--- What you have to do ---
Your job is to restate each entry word for word.

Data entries
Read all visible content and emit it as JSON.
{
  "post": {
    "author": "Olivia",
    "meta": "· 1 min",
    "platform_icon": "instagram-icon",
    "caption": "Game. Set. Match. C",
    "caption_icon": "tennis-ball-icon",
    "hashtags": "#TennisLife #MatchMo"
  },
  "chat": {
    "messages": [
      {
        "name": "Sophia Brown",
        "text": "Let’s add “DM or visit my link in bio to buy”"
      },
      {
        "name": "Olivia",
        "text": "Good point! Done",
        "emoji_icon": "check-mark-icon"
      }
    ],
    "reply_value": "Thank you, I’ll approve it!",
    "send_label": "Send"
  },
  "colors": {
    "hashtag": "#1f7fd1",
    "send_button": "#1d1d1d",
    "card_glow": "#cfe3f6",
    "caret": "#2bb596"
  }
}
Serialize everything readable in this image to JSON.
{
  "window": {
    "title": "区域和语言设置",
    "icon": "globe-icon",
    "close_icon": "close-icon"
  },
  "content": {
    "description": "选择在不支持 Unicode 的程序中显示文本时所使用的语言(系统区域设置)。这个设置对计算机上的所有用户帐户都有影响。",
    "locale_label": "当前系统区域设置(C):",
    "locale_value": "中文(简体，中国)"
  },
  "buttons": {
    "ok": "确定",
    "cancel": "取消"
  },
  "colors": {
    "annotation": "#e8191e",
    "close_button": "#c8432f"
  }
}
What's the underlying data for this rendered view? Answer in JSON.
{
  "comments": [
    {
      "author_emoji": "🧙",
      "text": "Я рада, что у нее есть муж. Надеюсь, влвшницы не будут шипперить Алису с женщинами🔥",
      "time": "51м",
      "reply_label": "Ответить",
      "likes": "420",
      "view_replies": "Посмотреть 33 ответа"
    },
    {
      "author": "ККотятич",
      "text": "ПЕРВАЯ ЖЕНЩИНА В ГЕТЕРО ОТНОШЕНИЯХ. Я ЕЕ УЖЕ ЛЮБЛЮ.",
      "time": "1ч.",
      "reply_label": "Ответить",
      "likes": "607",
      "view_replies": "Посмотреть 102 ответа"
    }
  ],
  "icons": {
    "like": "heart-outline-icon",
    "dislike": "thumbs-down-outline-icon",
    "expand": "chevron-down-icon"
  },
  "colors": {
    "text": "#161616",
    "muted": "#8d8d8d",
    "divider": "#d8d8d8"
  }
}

--- Complete output ---
Read all visible content and emit it as JSON.
{
  "post": {
    "author": "Olivia",
    "meta": "· 1 min",
    "platform_icon": "instagram-icon",
    "caption": "Game. Set. Match. C",
    "caption_icon": "tennis-ball-icon",
    "hashtags": "#TennisLife #MatchMo"
  },
  "chat": {
    "messages": [
      {
        "name": "Sophia Brown",
        "text": "Let’s add “DM or visit my link in bio to buy”"
      },
      {
        "name": "Olivia",
        "text": "Good point! Done",
        "emoji_icon": "check-mark-icon"
      }
    ],
    "reply_value": "Thank you, I’ll approve it!",
    "send_label": "Send"
  },
  "colors": {
    "hashtag": "#1f7fd1",
    "send_button": "#1d1d1d",
    "card_glow": "#cfe3f6",
    "caret": "#2bb596"
  }
}
Serialize everything readable in this image to JSON.
{
  "window": {
    "title": "区域和语言设置",
    "icon": "globe-icon",
    "close_icon": "close-icon"
  },
  "content": {
    "description": "选择在不支持 Unicode 的程序中显示文本时所使用的语言(系统区域设置)。这个设置对计算机上的所有用户帐户都有影响。",
    "locale_label": "当前系统区域设置(C):",
    "locale_value": "中文(简体，中国)"
  },
  "buttons": {
    "ok": "确定",
    "cancel": "取消"
  },
  "colors": {
    "annotation": "#e8191e",
    "close_button": "#c8432f"
  }
}
What's the underlying data for this rendered view? Answer in JSON.
{
  "comments": [
    {
      "author_emoji": "🧙",
      "text": "Я рада, что у нее есть муж. Надеюсь, влвшницы не будут шипперить Алису с женщинами🔥",
      "time": "51м",
      "reply_label": "Ответить",
      "likes": "420",
      "view_replies": "Посмотреть 33 ответа"
    },
    {
      "author": "ККотятич",
      "text": "ПЕРВАЯ ЖЕНЩИНА В ГЕТЕРО ОТНОШЕНИЯХ. Я ЕЕ УЖЕ ЛЮБЛЮ.",
      "time": "1ч.",
      "reply_label": "Ответить",
      "likes": "607",
      "view_replies": "Посмотреть 102 ответа"
    }
  ],
  "icons": {
    "like": "heart-outline-icon",
    "dislike": "thumbs-down-outline-icon",
    "expand": "chevron-down-icon"
  },
  "colors": {
    "text": "#161616",
    "muted": "#8d8d8d",
    "divider": "#d8d8d8"
  }
}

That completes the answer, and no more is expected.